◆ **Instruction**: Copy out all the lines exactly. Omit pictures.

━━━━━ Task material ━━━━━

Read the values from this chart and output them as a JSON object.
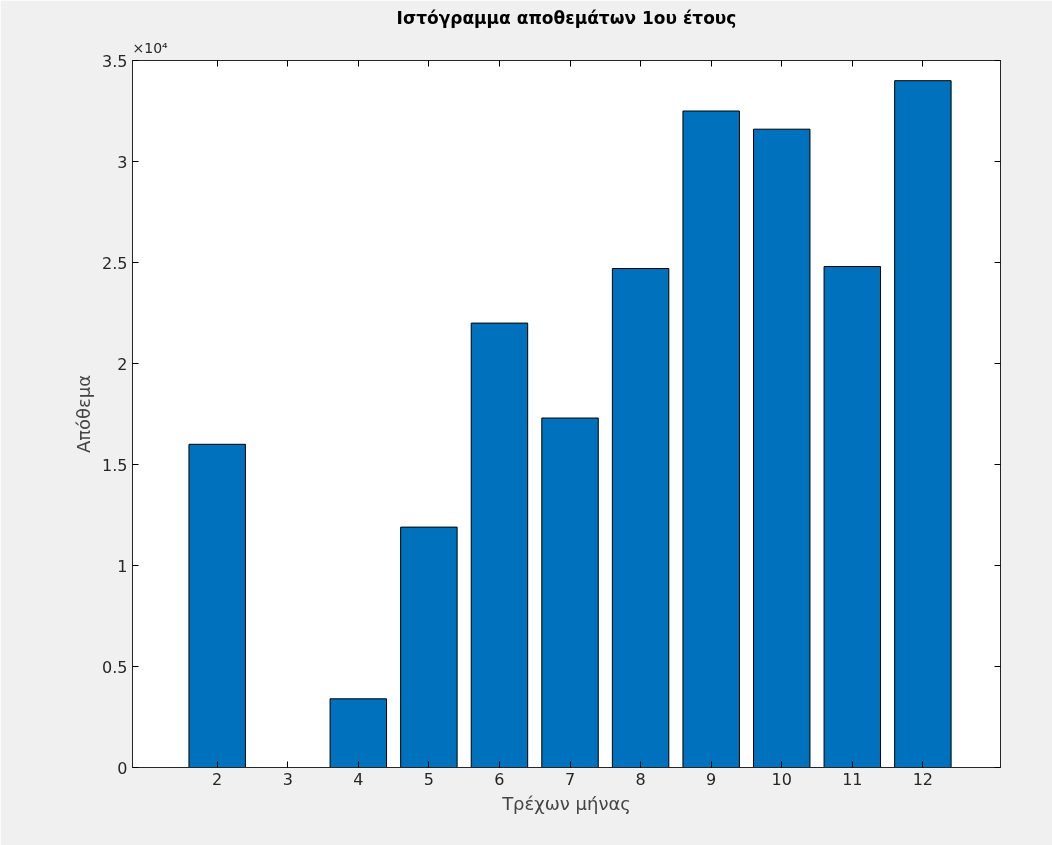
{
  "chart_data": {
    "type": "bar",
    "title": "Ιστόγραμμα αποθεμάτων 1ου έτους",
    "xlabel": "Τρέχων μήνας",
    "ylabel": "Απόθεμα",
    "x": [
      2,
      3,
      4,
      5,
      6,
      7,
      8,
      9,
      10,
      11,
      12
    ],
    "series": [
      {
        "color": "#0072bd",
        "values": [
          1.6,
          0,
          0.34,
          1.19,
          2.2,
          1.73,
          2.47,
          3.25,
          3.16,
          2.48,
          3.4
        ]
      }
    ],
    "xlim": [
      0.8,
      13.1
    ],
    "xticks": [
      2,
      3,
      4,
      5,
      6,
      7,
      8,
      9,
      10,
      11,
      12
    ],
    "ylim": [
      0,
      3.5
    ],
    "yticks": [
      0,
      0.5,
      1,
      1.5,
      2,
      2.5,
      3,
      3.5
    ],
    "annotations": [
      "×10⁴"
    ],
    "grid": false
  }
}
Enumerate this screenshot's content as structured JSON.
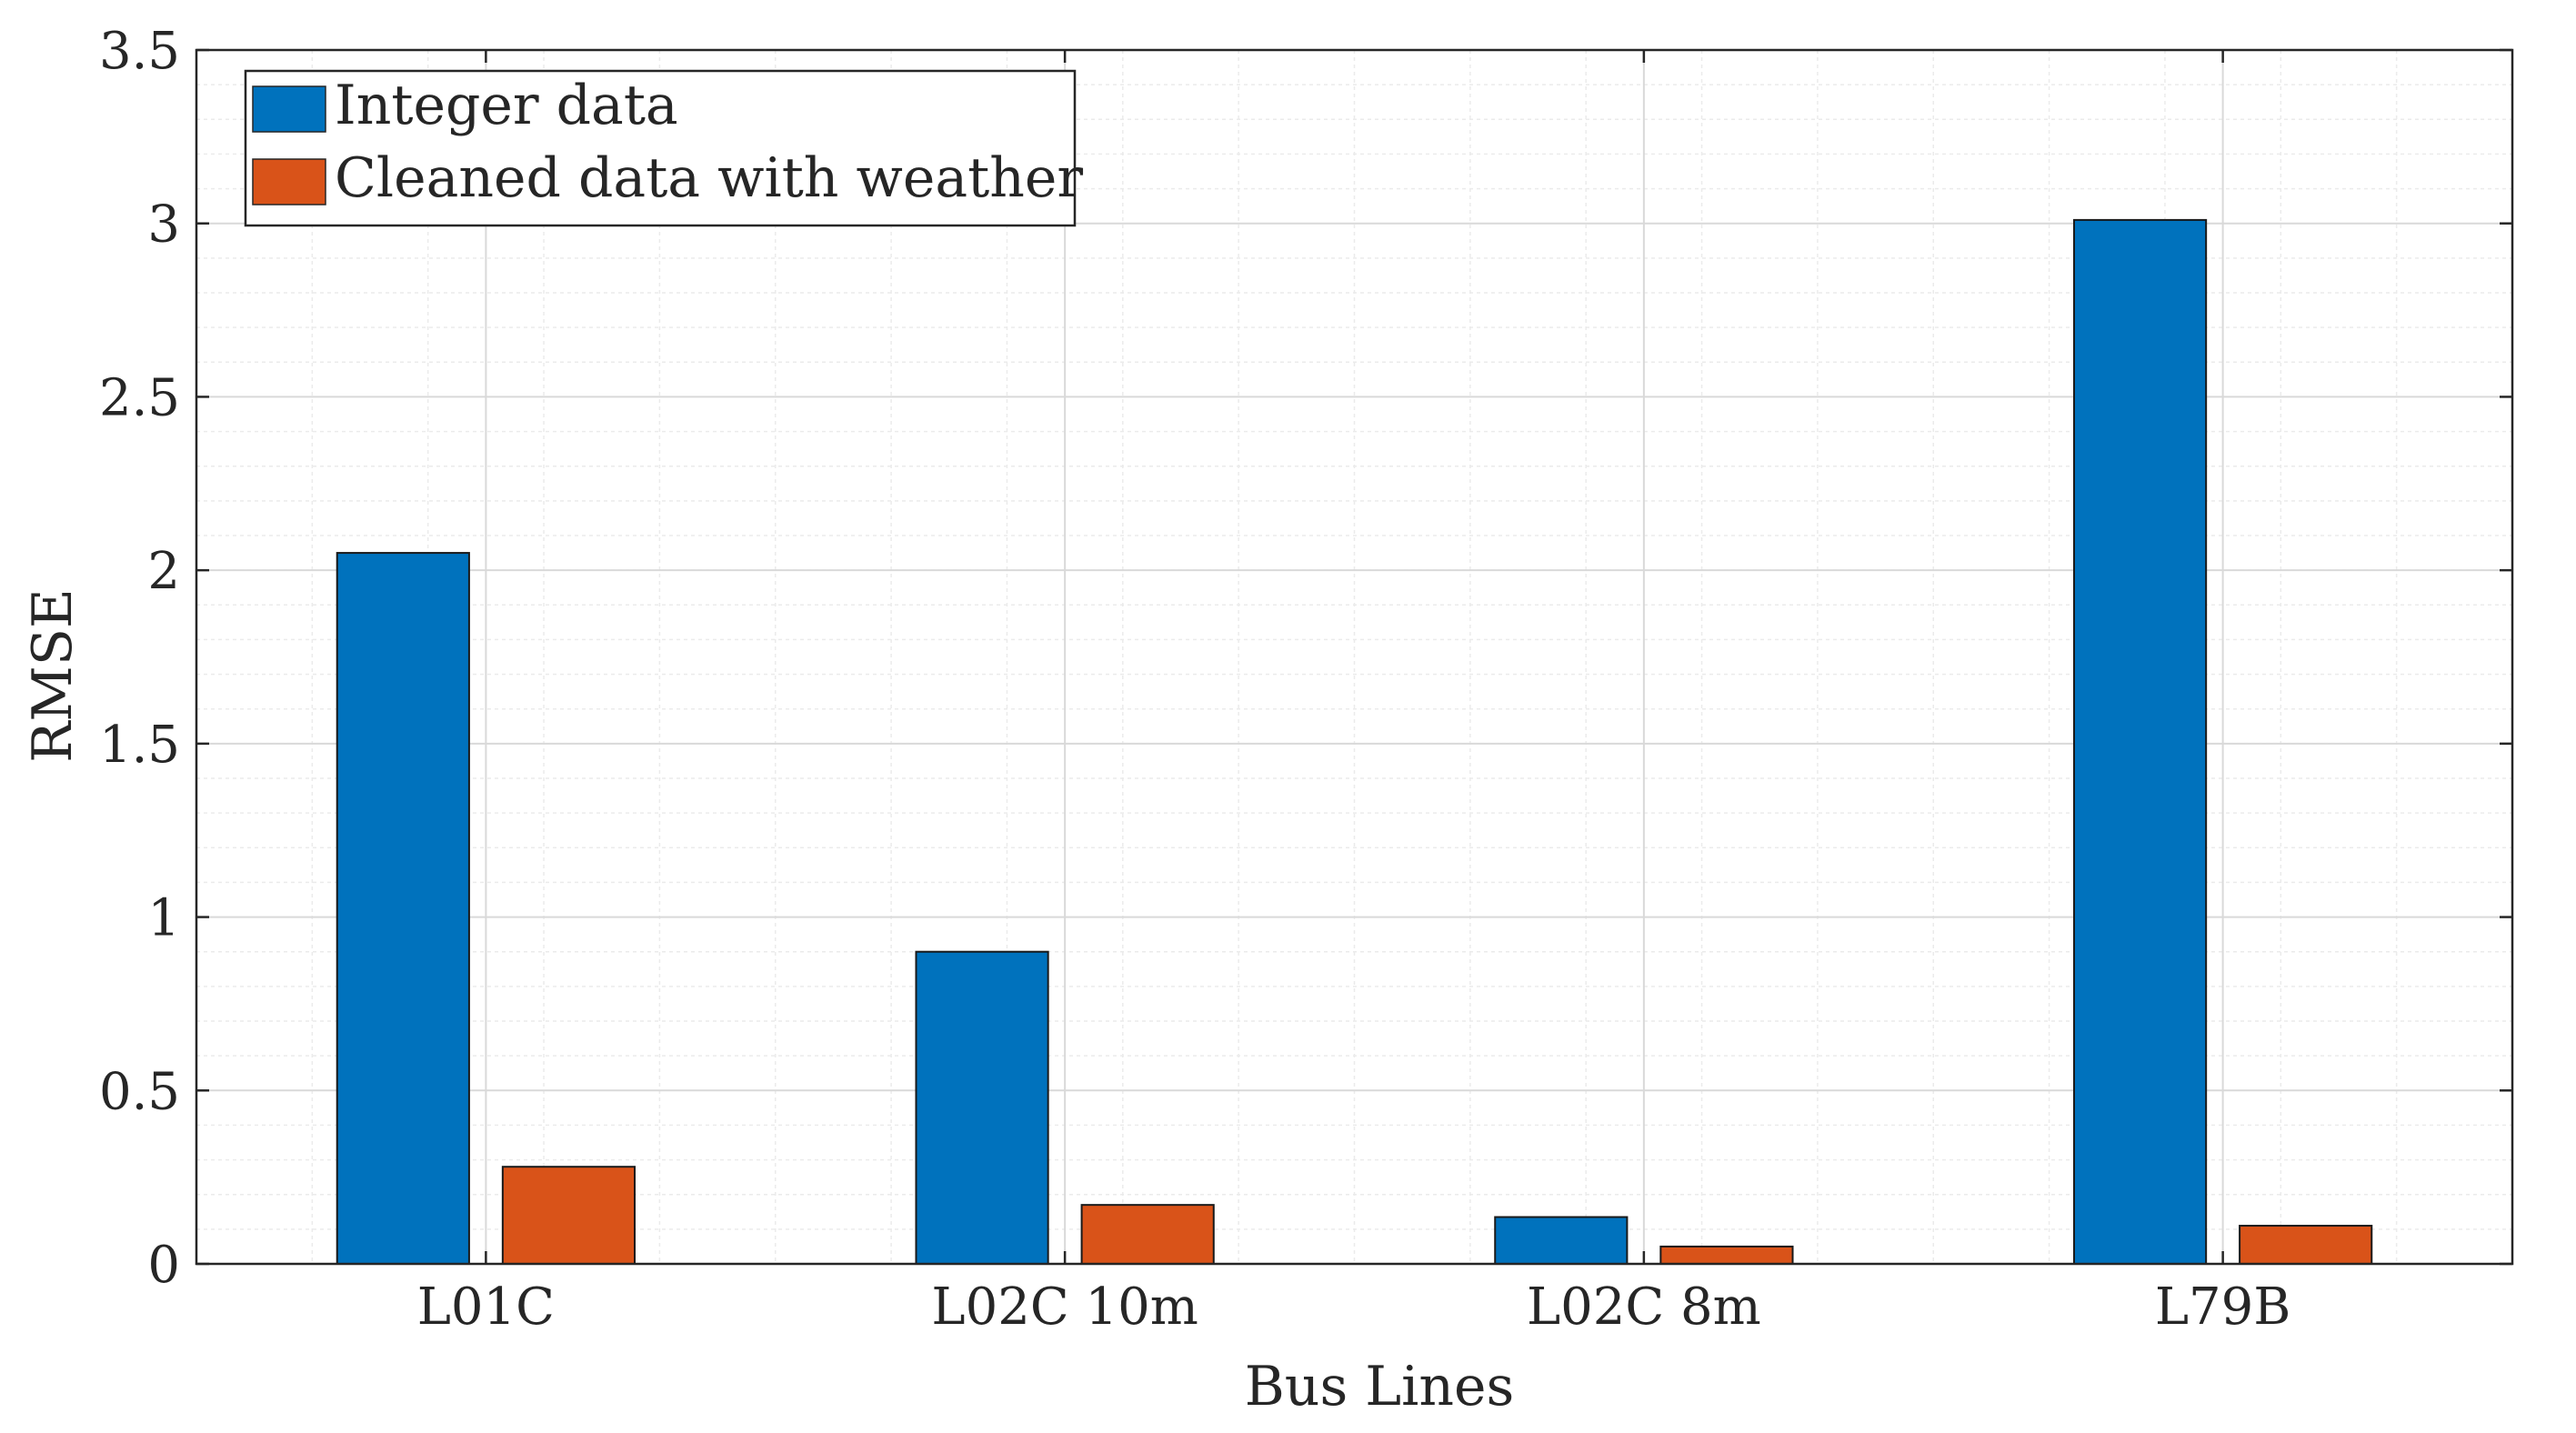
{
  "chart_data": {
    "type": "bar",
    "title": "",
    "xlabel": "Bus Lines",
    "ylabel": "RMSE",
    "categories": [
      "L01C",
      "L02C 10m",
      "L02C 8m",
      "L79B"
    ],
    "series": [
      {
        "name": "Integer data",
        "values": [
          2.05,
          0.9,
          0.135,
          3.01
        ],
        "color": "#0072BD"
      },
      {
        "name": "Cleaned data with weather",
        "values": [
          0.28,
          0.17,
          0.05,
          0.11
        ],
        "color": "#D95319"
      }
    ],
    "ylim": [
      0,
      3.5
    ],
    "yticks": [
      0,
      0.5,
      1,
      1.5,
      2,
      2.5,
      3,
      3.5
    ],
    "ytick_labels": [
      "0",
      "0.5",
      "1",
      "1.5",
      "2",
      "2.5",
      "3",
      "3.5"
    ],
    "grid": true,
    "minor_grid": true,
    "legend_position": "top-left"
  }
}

━━━━━

◆ **Task result**:
Read the values from this chart and output them as a JSON object.
{
  "chart_data": {
    "type": "bar",
    "title": "Ιστόγραμμα αποθεμάτων 1ου έτους",
    "xlabel": "Τρέχων μήνας",
    "ylabel": "Απόθεμα",
    "x": [
      2,
      3,
      4,
      5,
      6,
      7,
      8,
      9,
      10,
      11,
      12
    ],
    "series": [
      {
        "color": "#0072bd",
        "values": [
          1.6,
          0,
          0.34,
          1.19,
          2.2,
          1.73,
          2.47,
          3.25,
          3.16,
          2.48,
          3.4
        ]
      }
    ],
    "xlim": [
      0.8,
      13.1
    ],
    "xticks": [
      2,
      3,
      4,
      5,
      6,
      7,
      8,
      9,
      10,
      11,
      12
    ],
    "ylim": [
      0,
      3.5
    ],
    "yticks": [
      0,
      0.5,
      1,
      1.5,
      2,
      2.5,
      3,
      3.5
    ],
    "annotations": [
      "×10⁴"
    ],
    "grid": false
  }
}
Enumerate this screenshot's content as structured JSON.
{
  "chart_data": {
    "type": "bar",
    "title": "",
    "xlabel": "Bus Lines",
    "ylabel": "RMSE",
    "categories": [
      "L01C",
      "L02C 10m",
      "L02C 8m",
      "L79B"
    ],
    "series": [
      {
        "name": "Integer data",
        "values": [
          2.05,
          0.9,
          0.135,
          3.01
        ],
        "color": "#0072BD"
      },
      {
        "name": "Cleaned data with weather",
        "values": [
          0.28,
          0.17,
          0.05,
          0.11
        ],
        "color": "#D95319"
      }
    ],
    "ylim": [
      0,
      3.5
    ],
    "yticks": [
      0,
      0.5,
      1,
      1.5,
      2,
      2.5,
      3,
      3.5
    ],
    "ytick_labels": [
      "0",
      "0.5",
      "1",
      "1.5",
      "2",
      "2.5",
      "3",
      "3.5"
    ],
    "grid": true,
    "minor_grid": true,
    "legend_position": "top-left"
  }
}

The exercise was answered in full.